- **Work to complete**
Give every line again exactly as it appears, please, but not the pictures.

- **Items**
..........

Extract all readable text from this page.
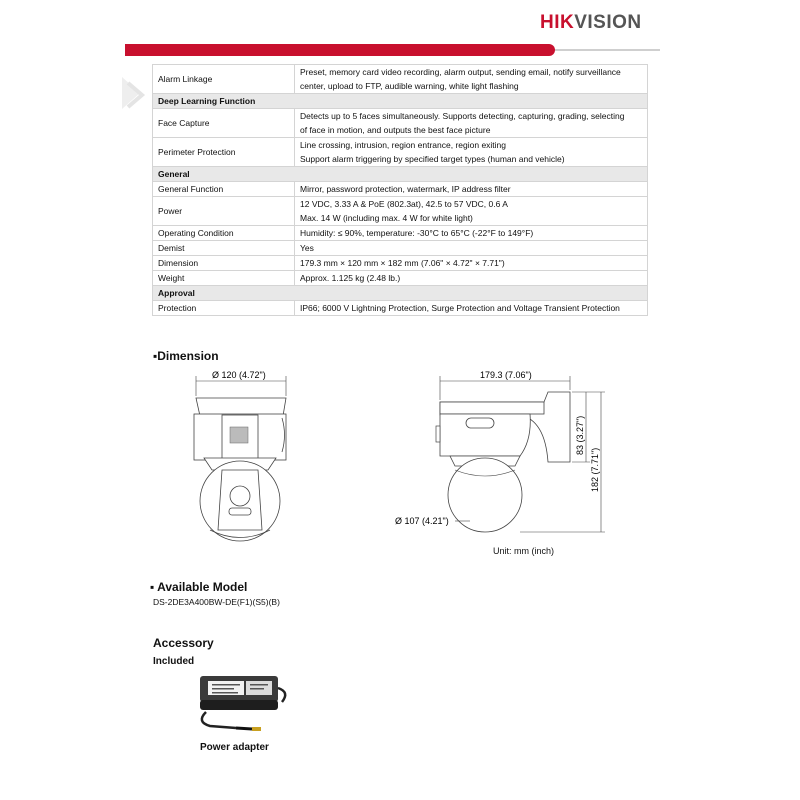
HIKVISION
Alarm Linkage	Preset, memory card video recording, alarm output, sending email, notify surveillance
center, upload to FTP, audible warning, white light flashing

Deep Learning Function	
Face Capture	Detects up to 5 faces simultaneously. Supports detecting, capturing, grading, selecting
of face in motion, and outputs the best face picture

Perimeter Protection	Line crossing, intrusion, region entrance, region exiting
Support alarm triggering by specified target types (human and vehicle)

General	
General Function	Mirror, password protection, watermark, IP address filter

Power	12 VDC, 3.33 A & PoE (802.3at), 42.5 to 57 VDC, 0.6 A
Max. 14 W (including max. 4 W for white light)

Operating Condition	Humidity: ≤ 90%, temperature: -30°C to 65°C (-22°F to 149°F)

Demist	Yes

Dimension	179.3 mm × 120 mm × 182 mm (7.06" × 4.72" × 7.71")

Weight	Approx. 1.125 kg (2.48 lb.)

Approval	
Protection	IP66; 6000 V Lightning Protection, Surge Protection and Voltage Transient Protection
▪Dimension
Ø 120 (4.72")	179.3 (7.06")
83 (3.27")
182 (7.71")
Ø 107 (4.21")
Unit: mm (inch)
▪ Available Model
DS-2DE3A400BW-DE(F1)(S5)(B)
Accessory
Included
Power adapter
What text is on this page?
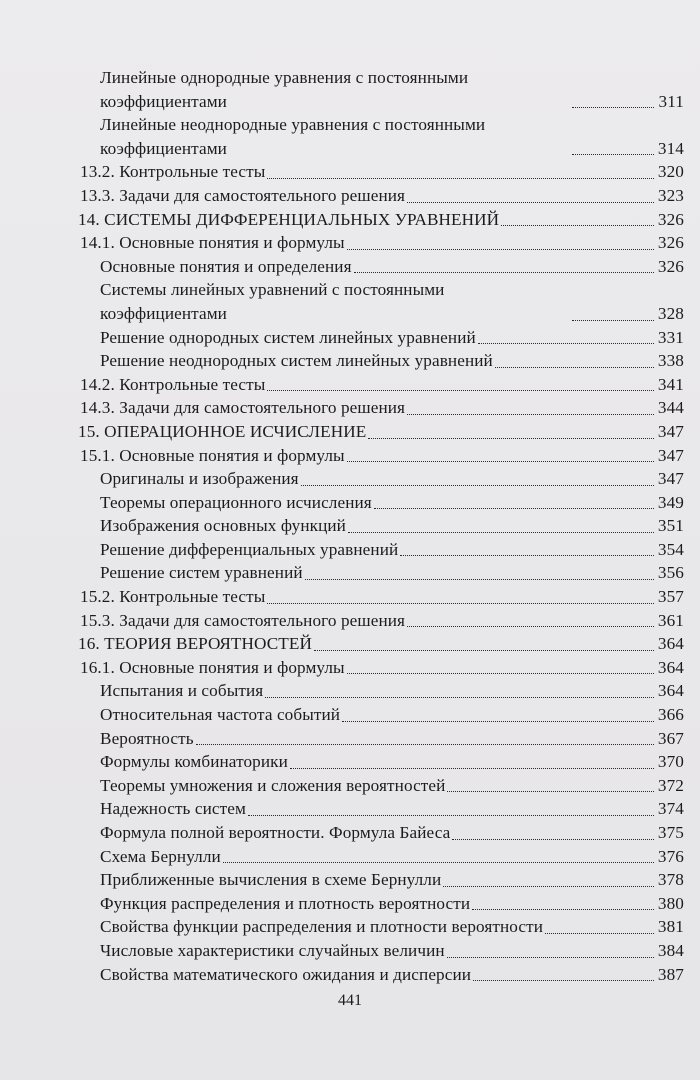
Линейные однородные уравнения с постоянными коэффициентами	311
Линейные неоднородные уравнения с постоянными коэффициентами	314
13.2. Контрольные тесты	320
13.3. Задачи для самостоятельного решения	323
14. СИСТЕМЫ ДИФФЕРЕНЦИАЛЬНЫХ УРАВНЕНИЙ	326
14.1. Основные понятия и формулы	326
Основные понятия и определения	326
Системы линейных уравнений с постоянными коэффициентами	328
Решение однородных систем линейных уравнений	331
Решение неоднородных систем линейных уравнений	338
14.2. Контрольные тесты	341
14.3. Задачи для самостоятельного решения	344
15. ОПЕРАЦИОННОЕ ИСЧИСЛЕНИЕ	347
15.1. Основные понятия и формулы	347
Оригиналы и изображения	347
Теоремы операционного исчисления	349
Изображения основных функций	351
Решение дифференциальных уравнений	354
Решение систем уравнений	356
15.2. Контрольные тесты	357
15.3. Задачи для самостоятельного решения	361
16. ТЕОРИЯ ВЕРОЯТНОСТЕЙ	364
16.1. Основные понятия и формулы	364
Испытания и события	364
Относительная частота событий	366
Вероятность	367
Формулы комбинаторики	370
Теоремы умножения и сложения вероятностей	372
Надежность систем	374
Формула полной вероятности. Формула Байеса	375
Схема Бернулли	376
Приближенные вычисления в схеме Бернулли	378
Функция распределения и плотность вероятности	380
Свойства функции распределения и плотности вероятности	381
Числовые характеристики случайных величин	384
Свойства математического ожидания и дисперсии	387
441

..........

- **Task result**
Extract all readable text from this page.
HIKVISION
Alarm Linkage	Preset, memory card video recording, alarm output, sending email, notify surveillance
center, upload to FTP, audible warning, white light flashing

Deep Learning Function	
Face Capture	Detects up to 5 faces simultaneously. Supports detecting, capturing, grading, selecting
of face in motion, and outputs the best face picture

Perimeter Protection	Line crossing, intrusion, region entrance, region exiting
Support alarm triggering by specified target types (human and vehicle)

General	
General Function	Mirror, password protection, watermark, IP address filter

Power	12 VDC, 3.33 A & PoE (802.3at), 42.5 to 57 VDC, 0.6 A
Max. 14 W (including max. 4 W for white light)

Operating Condition	Humidity: ≤ 90%, temperature: -30°C to 65°C (-22°F to 149°F)

Demist	Yes

Dimension	179.3 mm × 120 mm × 182 mm (7.06" × 4.72" × 7.71")

Weight	Approx. 1.125 kg (2.48 lb.)

Approval	
Protection	IP66; 6000 V Lightning Protection, Surge Protection and Voltage Transient Protection
▪Dimension
Ø 120 (4.72")	179.3 (7.06")
83 (3.27")
182 (7.71")
Ø 107 (4.21")
Unit: mm (inch)
▪ Available Model
DS-2DE3A400BW-DE(F1)(S5)(B)
Accessory
Included
Power adapter
What text is on this page?
Линейные однородные уравнения с постоянными коэффициентами	311
Линейные неоднородные уравнения с постоянными коэффициентами	314
13.2. Контрольные тесты	320
13.3. Задачи для самостоятельного решения	323
14. СИСТЕМЫ ДИФФЕРЕНЦИАЛЬНЫХ УРАВНЕНИЙ	326
14.1. Основные понятия и формулы	326
Основные понятия и определения	326
Системы линейных уравнений с постоянными коэффициентами	328
Решение однородных систем линейных уравнений	331
Решение неоднородных систем линейных уравнений	338
14.2. Контрольные тесты	341
14.3. Задачи для самостоятельного решения	344
15. ОПЕРАЦИОННОЕ ИСЧИСЛЕНИЕ	347
15.1. Основные понятия и формулы	347
Оригиналы и изображения	347
Теоремы операционного исчисления	349
Изображения основных функций	351
Решение дифференциальных уравнений	354
Решение систем уравнений	356
15.2. Контрольные тесты	357
15.3. Задачи для самостоятельного решения	361
16. ТЕОРИЯ ВЕРОЯТНОСТЕЙ	364
16.1. Основные понятия и формулы	364
Испытания и события	364
Относительная частота событий	366
Вероятность	367
Формулы комбинаторики	370
Теоремы умножения и сложения вероятностей	372
Надежность систем	374
Формула полной вероятности. Формула Байеса	375
Схема Бернулли	376
Приближенные вычисления в схеме Бернулли	378
Функция распределения и плотность вероятности	380
Свойства функции распределения и плотности вероятности	381
Числовые характеристики случайных величин	384
Свойства математического ожидания и дисперсии	387
441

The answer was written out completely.